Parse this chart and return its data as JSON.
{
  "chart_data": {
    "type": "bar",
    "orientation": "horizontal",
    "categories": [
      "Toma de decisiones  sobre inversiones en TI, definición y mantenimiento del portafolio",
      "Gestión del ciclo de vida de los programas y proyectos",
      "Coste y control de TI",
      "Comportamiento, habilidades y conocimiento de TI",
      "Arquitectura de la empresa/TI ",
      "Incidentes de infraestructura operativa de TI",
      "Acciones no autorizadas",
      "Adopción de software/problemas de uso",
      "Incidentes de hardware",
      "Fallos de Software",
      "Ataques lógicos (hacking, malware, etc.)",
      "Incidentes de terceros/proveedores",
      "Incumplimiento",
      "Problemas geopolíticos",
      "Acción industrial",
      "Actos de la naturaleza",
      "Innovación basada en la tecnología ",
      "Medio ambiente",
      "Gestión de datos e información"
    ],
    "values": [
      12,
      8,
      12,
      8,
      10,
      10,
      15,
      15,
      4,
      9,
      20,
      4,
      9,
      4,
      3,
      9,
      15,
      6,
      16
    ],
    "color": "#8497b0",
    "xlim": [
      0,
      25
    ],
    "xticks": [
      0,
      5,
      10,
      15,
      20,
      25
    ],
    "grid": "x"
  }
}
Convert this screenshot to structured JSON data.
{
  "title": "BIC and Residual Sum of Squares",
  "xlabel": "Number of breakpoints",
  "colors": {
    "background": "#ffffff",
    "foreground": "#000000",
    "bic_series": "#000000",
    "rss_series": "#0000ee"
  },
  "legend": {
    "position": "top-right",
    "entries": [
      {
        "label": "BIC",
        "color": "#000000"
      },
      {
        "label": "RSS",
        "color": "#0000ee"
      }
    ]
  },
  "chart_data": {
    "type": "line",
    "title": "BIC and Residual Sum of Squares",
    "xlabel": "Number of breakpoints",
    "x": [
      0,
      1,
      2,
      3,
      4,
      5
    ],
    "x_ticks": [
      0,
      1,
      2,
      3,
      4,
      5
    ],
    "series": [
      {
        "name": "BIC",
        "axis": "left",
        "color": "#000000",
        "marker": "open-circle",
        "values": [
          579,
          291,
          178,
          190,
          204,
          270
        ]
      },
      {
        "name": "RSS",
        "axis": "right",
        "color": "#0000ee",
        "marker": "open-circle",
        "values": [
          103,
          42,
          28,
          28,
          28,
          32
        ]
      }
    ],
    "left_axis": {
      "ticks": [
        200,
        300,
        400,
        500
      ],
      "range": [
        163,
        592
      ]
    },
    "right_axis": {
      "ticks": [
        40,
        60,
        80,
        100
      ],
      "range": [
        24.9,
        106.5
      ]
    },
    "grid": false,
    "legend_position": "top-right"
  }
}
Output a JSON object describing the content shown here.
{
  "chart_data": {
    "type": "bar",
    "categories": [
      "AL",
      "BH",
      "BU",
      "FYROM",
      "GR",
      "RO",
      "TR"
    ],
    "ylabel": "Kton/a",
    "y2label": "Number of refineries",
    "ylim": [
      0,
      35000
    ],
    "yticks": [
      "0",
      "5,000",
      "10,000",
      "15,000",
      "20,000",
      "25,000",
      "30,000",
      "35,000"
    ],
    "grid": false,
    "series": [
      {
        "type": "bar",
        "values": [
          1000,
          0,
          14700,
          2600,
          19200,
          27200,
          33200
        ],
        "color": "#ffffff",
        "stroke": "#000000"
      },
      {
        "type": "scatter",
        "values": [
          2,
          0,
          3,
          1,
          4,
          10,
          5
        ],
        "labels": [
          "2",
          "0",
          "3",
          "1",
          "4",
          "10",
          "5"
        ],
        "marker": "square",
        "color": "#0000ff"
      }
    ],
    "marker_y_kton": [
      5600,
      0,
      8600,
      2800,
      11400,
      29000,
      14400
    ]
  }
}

::::::::

What is expected. Gather all lines with the string "Residual" from the data.

Task output.
  "title": "BIC and Residual Sum of Squares",
    "title": "BIC and Residual Sum of Squares",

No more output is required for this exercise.